**TEXT PASSAGE**:

Saturday, August 30, 2008

Jay Leno and Arsenio

Last night I turned on Jay Leno, which I dont do very often. It ended up being the greatest Late Night television that I have ever seen. Arsenio Hall was the main guest and it basically just turned into him doing a stand up routine. My favorite part was when he said no matter who gets elected there is going to be a hot first lady! Shawn Johnson came on after that and I think Jay could have said Im hungry and she would have laughed. She definitely acted like a 16 year old, but you could tell she loved being there. Luckily for all who missed it, you can watch it on Hulu. It is definitely worth the time!

It is not up yet, but I will post the link when it goes up.

Thursday, August 28, 2008

Our Future Leaders

I am watching Barack Obama's acceptance speech at the DNC. Five minutes into it, all he has said is Thank You. Michele just smiled!!! Anyways, just a few thoughts on him and his running mate, Joe Biden.

Obama decided he was ready to run for President after 142 days as a senator. He must have a lot of confidence in himself! After 142 days as a new employee, he thought, "I can run this place." Not only that, but he has convinced democrats across the nation that 142 days is enough experience to become POTUS.

Where is the money for change going to come from? He wants to cut taxes, but increase welfare, government health care, etc. States are already cutting budgets and still not finding the necessary resources to function properly. How will he reduce the national debt when all he plans to do is expand government programs? Why dont voters think of these things before casting their votes?!?

**PROBLEMS TO SOLVE**:
1. Answer these questions from the blog posts:
(a) Who was the main guest on Jay Leno?
(b) Which site does the writer say will let people watch the show they missed?
(c) After how many days as a senator did Obama decide he was ready to run for President?
2. Quote the blog posts word for word, everything from "Thursday, August 28, 2008" down to "to become POTUS.".

**GIVEN DATA**:
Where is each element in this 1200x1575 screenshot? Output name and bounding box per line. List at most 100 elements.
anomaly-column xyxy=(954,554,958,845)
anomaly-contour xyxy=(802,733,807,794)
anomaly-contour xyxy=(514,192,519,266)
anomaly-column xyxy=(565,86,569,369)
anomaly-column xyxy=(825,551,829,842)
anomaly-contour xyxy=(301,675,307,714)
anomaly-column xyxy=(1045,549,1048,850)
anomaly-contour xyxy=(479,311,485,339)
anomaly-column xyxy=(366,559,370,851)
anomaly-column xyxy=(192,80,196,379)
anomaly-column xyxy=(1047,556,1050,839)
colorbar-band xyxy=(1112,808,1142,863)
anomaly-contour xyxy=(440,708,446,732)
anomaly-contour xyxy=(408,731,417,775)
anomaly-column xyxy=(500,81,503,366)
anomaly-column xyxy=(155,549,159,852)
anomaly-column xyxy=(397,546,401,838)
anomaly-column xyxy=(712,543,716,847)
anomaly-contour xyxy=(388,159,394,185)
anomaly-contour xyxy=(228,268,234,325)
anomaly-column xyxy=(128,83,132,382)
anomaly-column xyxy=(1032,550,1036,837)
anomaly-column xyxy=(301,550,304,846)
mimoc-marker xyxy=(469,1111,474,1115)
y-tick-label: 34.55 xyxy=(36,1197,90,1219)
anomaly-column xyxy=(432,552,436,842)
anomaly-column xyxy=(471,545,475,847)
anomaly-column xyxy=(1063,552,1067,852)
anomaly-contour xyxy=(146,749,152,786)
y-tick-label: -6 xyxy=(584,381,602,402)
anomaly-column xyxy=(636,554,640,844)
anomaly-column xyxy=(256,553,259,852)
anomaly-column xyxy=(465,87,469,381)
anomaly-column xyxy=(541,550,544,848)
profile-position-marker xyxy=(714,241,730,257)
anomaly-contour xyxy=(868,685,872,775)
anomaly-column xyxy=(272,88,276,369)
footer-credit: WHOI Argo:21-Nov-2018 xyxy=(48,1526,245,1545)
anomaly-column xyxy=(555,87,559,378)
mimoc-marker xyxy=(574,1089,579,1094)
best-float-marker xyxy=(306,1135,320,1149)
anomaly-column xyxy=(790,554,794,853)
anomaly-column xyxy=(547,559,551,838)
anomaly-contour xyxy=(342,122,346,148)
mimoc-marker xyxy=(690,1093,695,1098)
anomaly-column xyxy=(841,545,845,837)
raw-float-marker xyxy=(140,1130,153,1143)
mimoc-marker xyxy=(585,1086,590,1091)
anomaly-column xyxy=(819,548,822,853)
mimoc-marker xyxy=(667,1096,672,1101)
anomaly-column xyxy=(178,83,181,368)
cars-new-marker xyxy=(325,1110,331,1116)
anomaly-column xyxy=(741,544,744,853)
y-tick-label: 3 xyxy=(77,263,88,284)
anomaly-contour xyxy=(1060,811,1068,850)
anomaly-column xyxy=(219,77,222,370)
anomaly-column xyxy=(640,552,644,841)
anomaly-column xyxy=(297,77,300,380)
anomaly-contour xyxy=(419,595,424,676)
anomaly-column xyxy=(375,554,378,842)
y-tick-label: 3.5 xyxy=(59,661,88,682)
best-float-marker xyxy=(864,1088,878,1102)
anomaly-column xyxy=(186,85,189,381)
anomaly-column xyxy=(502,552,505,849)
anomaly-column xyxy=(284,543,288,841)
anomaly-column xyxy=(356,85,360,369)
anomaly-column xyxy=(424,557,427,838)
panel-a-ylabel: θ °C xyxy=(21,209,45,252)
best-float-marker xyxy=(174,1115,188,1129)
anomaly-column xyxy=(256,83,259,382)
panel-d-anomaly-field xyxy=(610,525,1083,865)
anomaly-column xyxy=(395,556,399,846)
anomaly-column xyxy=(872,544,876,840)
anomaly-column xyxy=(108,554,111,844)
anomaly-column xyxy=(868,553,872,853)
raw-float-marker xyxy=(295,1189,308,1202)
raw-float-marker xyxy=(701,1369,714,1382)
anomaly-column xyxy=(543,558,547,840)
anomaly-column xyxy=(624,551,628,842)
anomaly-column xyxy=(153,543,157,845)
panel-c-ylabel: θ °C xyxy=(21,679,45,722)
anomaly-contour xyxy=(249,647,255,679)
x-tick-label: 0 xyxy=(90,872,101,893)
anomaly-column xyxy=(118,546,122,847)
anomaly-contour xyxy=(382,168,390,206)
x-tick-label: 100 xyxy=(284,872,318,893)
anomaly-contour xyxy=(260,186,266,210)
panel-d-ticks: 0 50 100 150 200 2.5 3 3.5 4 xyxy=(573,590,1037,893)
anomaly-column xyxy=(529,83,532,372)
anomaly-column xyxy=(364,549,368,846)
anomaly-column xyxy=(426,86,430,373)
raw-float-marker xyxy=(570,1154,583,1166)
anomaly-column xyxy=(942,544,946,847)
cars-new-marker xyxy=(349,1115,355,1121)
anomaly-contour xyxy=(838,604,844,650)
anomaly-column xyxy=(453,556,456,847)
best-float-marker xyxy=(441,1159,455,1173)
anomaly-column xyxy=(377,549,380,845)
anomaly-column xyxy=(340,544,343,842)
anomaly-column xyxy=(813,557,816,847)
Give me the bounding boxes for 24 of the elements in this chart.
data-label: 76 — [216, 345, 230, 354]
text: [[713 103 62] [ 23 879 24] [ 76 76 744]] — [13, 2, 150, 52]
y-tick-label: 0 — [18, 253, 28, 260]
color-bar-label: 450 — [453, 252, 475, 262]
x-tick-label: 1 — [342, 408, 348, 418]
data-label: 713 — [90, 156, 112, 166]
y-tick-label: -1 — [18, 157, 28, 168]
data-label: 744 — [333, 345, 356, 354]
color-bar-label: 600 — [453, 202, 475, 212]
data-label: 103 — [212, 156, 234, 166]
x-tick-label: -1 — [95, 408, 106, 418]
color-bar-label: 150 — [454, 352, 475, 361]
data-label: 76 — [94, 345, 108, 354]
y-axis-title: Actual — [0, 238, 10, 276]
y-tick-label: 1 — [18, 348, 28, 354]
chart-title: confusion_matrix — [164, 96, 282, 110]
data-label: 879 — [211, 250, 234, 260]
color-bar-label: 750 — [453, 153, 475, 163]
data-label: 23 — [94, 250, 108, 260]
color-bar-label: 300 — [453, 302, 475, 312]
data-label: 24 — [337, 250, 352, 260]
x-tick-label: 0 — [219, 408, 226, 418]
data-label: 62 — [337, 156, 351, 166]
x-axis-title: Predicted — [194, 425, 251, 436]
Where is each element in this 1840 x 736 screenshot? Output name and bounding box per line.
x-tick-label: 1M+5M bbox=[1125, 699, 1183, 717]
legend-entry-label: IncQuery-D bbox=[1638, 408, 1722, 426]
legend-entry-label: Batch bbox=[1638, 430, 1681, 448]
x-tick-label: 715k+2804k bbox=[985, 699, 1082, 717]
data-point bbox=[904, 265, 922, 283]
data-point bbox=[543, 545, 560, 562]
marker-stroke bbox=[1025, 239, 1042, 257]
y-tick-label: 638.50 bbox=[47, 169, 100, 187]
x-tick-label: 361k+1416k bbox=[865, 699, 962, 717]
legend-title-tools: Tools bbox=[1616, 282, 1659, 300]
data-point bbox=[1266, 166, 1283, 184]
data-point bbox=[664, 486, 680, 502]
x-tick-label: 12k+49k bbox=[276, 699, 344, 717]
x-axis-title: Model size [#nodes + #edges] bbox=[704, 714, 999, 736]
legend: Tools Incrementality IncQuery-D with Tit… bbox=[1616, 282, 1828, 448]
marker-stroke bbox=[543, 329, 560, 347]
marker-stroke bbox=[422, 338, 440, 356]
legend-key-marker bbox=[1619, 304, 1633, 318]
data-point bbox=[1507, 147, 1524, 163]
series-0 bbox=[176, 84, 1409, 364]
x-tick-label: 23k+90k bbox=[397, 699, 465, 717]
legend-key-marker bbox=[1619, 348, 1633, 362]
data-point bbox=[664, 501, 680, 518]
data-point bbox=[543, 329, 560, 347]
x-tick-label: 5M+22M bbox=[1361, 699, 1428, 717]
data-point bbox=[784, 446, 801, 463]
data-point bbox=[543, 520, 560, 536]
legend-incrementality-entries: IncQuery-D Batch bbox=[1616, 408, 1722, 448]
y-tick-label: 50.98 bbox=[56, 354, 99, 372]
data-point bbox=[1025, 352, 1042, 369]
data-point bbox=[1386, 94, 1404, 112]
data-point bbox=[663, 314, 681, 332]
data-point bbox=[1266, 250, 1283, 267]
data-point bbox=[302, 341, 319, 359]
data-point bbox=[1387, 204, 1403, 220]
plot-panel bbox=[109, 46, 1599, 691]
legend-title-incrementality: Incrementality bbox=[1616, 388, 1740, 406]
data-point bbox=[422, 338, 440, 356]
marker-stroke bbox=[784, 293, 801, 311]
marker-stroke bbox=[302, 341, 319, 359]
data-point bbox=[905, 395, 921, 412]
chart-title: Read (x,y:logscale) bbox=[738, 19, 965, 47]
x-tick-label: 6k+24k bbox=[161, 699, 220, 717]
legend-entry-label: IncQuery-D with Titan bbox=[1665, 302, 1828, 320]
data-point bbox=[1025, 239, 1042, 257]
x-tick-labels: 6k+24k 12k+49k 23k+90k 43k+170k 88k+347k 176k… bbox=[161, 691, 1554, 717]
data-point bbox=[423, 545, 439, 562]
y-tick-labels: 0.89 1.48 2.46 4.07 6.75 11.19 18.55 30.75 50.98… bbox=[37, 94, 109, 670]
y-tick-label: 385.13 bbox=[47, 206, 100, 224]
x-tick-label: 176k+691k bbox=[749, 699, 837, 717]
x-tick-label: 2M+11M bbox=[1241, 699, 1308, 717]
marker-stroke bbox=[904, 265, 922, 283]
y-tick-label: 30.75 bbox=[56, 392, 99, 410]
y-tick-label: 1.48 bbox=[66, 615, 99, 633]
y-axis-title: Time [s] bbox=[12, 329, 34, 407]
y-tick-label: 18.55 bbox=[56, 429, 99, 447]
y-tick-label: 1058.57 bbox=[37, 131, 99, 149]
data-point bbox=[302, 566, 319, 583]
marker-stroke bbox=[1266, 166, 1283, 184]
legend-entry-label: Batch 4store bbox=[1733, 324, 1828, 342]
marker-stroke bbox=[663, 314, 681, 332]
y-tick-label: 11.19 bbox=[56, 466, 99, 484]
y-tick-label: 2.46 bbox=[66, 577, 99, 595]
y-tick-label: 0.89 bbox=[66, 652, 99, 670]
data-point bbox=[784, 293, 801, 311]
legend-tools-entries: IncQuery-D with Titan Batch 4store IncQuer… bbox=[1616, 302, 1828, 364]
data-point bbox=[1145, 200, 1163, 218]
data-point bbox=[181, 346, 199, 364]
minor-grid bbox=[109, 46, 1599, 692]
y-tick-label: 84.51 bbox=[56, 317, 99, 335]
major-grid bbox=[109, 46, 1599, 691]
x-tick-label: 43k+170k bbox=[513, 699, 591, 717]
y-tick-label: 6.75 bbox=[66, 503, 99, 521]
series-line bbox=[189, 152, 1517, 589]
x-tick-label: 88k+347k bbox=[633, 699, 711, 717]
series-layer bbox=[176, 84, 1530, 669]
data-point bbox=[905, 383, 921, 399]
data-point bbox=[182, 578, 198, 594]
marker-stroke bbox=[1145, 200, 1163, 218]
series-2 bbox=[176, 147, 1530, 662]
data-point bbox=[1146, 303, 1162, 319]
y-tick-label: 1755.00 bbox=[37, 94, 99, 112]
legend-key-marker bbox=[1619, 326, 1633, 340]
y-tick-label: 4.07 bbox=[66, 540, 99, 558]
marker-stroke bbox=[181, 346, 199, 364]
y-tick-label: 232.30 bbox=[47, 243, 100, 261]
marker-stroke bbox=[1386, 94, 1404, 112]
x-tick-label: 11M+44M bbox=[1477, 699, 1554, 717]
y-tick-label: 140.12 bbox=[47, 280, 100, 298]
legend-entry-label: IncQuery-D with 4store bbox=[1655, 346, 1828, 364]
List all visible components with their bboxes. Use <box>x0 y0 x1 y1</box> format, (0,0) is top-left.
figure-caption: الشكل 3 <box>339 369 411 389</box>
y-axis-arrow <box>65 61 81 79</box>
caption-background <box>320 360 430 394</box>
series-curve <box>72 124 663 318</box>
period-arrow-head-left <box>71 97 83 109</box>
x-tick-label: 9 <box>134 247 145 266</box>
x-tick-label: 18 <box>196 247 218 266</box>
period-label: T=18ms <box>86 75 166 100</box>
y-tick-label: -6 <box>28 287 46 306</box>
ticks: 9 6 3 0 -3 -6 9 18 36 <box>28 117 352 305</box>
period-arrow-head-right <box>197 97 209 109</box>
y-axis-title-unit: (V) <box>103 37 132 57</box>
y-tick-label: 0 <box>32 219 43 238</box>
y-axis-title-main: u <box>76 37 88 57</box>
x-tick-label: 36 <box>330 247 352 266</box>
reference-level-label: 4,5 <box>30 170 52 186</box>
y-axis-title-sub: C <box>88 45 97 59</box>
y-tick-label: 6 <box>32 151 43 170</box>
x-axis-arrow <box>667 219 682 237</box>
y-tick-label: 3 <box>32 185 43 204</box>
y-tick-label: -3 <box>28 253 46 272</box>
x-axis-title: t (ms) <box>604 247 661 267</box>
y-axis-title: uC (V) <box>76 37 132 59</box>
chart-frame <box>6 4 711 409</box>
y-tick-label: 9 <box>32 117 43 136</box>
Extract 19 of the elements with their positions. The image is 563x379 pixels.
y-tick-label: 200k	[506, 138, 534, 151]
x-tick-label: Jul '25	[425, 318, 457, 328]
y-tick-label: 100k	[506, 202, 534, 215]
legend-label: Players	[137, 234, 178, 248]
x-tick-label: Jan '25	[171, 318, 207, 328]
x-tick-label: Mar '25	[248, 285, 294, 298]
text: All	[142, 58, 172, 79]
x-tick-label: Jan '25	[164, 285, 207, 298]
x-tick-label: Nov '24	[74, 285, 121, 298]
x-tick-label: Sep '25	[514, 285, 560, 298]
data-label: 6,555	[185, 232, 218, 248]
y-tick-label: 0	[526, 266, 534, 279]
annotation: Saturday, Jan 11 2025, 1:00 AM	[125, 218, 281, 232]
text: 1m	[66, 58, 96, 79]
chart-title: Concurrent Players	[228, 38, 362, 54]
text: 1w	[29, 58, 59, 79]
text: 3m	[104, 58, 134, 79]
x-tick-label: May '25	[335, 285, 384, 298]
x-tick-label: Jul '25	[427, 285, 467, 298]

**SOLUTIONS TO THE TASKS**:
1.
(a) Arsenio Hall
(b) Hulu
(c) 142 days

2.
Thursday, August 28, 2008

Our Future Leaders

I am watching Barack Obama's acceptance speech at the DNC. Five minutes into it, all he has said is Thank You. Michele just smiled!!! Anyways, just a few thoughts on him and his running mate, Joe Biden.

Obama decided he was ready to run for President after 142 days as a senator. He must have a lot of confidence in himself! After 142 days as a new employee, he thought, "I can run this place." Not only that, but he has convinced democrats across the nation that 142 days is enough experience to become POTUS.